### SUPPLIED DATA
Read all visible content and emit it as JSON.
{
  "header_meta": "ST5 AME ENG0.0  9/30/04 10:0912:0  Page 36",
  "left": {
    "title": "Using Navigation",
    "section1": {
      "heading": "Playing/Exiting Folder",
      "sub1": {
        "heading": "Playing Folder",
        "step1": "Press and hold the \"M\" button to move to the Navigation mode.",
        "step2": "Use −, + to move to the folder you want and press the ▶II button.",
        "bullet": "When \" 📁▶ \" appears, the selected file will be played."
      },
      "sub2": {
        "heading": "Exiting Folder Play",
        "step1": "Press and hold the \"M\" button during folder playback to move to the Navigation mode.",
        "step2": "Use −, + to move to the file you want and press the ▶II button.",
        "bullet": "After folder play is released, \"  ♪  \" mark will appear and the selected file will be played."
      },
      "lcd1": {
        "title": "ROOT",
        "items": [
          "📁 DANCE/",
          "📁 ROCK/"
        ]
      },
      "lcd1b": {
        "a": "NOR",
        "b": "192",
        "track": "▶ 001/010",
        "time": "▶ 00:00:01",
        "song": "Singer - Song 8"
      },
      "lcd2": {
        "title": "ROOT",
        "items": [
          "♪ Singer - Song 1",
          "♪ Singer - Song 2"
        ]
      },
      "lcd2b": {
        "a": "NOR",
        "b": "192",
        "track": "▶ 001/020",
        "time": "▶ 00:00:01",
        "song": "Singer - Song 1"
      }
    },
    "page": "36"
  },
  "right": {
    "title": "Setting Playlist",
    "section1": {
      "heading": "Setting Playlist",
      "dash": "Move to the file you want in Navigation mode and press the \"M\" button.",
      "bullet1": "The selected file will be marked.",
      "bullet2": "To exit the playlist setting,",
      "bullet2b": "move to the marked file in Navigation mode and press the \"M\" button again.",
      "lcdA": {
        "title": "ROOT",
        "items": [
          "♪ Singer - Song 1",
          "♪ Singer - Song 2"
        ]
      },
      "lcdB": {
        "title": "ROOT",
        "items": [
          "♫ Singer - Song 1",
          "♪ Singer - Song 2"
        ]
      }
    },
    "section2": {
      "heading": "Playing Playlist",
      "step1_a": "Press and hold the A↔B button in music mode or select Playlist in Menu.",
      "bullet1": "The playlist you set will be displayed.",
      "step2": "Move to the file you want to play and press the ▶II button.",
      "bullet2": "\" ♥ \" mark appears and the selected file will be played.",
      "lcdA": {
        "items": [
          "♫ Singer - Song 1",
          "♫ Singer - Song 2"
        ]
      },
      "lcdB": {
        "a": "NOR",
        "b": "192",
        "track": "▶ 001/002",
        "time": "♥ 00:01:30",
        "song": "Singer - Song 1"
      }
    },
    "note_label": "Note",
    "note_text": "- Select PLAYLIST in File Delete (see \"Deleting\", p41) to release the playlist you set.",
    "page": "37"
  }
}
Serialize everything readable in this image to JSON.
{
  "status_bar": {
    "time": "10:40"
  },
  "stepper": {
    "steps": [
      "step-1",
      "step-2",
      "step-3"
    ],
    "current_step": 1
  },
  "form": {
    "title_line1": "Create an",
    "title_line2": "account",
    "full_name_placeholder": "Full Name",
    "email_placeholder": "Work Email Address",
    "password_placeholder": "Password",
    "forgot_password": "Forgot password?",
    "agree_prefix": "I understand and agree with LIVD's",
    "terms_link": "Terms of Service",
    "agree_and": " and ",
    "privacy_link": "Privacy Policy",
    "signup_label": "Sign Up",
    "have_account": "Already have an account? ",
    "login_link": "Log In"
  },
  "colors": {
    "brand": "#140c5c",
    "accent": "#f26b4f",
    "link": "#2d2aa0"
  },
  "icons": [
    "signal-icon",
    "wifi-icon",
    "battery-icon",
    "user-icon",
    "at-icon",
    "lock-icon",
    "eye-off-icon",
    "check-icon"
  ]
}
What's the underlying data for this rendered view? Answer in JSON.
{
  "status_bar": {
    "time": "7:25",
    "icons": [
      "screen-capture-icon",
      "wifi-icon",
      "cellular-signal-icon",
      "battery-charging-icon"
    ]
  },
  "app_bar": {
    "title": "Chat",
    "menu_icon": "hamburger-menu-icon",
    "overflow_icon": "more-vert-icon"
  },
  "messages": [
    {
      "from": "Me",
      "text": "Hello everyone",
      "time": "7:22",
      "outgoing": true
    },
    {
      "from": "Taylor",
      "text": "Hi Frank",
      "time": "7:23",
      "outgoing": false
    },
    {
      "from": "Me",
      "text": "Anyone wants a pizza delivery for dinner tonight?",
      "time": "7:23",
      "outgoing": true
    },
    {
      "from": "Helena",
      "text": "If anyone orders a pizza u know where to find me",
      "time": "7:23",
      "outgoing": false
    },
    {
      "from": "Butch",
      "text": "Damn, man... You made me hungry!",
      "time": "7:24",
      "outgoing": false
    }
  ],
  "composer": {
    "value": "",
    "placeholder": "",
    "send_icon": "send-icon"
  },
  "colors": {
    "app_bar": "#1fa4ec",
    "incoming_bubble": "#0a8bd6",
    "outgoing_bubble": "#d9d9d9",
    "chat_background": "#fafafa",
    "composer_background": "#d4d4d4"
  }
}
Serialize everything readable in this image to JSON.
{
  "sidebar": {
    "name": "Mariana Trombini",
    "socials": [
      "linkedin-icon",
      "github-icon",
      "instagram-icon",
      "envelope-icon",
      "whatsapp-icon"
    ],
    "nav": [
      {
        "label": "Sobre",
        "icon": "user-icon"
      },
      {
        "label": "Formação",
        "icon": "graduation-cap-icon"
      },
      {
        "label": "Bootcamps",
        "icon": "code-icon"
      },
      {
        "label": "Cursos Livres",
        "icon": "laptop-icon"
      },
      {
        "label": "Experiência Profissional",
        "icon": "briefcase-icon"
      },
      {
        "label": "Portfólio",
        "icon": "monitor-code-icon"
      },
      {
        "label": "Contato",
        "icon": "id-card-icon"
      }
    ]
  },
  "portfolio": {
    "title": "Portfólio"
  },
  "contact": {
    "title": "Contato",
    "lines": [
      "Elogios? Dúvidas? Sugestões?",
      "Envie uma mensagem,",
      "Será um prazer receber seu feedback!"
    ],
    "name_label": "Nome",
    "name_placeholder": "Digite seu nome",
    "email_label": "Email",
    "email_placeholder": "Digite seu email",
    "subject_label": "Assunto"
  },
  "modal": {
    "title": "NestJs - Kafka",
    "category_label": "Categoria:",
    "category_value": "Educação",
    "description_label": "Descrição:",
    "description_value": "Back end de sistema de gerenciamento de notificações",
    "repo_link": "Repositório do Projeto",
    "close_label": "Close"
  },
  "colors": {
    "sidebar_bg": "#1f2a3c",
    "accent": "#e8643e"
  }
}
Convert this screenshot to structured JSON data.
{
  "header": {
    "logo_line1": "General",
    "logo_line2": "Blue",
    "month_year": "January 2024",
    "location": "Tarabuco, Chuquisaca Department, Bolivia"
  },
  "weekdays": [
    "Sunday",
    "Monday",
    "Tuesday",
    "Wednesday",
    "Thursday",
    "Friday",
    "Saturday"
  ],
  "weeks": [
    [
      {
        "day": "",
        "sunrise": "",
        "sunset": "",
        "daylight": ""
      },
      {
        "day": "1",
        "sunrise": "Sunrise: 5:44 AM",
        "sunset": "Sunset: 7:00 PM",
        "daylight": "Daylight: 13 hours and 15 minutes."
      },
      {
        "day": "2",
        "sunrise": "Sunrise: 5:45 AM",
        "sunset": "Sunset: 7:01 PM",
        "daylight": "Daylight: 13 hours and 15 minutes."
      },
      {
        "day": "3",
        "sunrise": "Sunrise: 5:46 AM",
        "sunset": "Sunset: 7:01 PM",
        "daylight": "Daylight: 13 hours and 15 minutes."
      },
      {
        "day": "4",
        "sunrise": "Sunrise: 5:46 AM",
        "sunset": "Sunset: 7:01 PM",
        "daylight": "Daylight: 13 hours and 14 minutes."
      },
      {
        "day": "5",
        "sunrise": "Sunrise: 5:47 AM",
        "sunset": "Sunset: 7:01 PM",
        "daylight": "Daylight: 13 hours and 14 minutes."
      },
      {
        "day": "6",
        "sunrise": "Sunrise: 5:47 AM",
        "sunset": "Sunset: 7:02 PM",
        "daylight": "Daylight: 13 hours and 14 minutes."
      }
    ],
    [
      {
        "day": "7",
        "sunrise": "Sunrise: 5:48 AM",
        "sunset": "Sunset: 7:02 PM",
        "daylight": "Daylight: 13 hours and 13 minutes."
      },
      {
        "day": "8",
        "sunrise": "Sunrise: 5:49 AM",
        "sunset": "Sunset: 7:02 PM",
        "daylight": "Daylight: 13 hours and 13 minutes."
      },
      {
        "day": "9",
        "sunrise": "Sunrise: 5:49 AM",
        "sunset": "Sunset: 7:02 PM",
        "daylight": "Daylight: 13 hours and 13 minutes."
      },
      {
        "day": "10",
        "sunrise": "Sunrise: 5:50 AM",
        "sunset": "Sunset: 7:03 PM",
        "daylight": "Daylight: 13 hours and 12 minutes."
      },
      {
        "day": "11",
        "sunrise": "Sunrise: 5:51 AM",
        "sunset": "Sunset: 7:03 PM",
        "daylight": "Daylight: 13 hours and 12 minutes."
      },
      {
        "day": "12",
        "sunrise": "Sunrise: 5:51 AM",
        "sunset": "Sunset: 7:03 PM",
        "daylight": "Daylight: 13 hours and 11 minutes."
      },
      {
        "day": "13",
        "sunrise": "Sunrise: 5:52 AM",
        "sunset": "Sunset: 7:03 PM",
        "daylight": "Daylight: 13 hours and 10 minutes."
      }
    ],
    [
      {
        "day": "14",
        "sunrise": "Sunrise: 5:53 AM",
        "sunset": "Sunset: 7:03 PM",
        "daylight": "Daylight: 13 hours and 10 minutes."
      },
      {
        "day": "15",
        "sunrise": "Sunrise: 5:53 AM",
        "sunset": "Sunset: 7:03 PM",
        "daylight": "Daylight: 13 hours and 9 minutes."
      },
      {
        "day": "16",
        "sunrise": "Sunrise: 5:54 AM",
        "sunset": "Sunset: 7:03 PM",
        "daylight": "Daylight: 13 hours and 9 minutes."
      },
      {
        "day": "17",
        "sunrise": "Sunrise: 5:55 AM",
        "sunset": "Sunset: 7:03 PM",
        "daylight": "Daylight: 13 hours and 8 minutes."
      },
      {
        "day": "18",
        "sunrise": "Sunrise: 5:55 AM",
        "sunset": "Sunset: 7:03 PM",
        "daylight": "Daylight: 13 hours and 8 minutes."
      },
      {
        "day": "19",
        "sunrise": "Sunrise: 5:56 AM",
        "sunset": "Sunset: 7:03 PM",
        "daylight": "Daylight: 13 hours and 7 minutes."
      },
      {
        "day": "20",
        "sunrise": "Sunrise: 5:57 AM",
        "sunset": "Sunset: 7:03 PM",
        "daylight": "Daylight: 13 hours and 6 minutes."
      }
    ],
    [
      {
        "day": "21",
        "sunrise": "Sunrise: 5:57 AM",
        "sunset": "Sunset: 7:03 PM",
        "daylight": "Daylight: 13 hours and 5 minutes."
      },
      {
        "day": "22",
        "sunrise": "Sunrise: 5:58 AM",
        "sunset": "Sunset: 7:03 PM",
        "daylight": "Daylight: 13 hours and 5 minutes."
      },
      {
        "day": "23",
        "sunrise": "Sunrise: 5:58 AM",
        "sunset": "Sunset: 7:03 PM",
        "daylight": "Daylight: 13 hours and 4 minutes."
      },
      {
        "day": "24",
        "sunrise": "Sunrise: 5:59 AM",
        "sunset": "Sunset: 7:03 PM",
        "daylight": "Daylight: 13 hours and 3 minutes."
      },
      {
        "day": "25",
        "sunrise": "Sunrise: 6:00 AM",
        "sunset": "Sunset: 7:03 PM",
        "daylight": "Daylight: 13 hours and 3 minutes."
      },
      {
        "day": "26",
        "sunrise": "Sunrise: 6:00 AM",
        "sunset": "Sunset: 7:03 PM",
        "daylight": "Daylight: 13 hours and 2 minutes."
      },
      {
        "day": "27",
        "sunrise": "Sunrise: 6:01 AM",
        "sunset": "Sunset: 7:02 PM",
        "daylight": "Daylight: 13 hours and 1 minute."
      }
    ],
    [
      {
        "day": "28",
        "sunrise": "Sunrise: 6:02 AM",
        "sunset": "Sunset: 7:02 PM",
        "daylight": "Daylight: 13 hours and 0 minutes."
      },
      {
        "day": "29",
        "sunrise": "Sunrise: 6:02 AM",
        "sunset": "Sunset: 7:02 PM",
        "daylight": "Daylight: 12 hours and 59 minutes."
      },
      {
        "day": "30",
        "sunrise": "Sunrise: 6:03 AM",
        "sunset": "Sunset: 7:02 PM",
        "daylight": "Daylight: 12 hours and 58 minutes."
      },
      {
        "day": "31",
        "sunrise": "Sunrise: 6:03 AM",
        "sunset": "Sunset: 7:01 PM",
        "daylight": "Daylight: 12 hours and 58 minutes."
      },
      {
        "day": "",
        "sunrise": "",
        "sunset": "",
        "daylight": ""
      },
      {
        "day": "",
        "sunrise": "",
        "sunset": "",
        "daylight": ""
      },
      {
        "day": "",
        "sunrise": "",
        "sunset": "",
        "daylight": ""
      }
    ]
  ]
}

### TASK GOAL
In the entries above, count each line with "appears"; reply with the total only.

### OUTPUT
2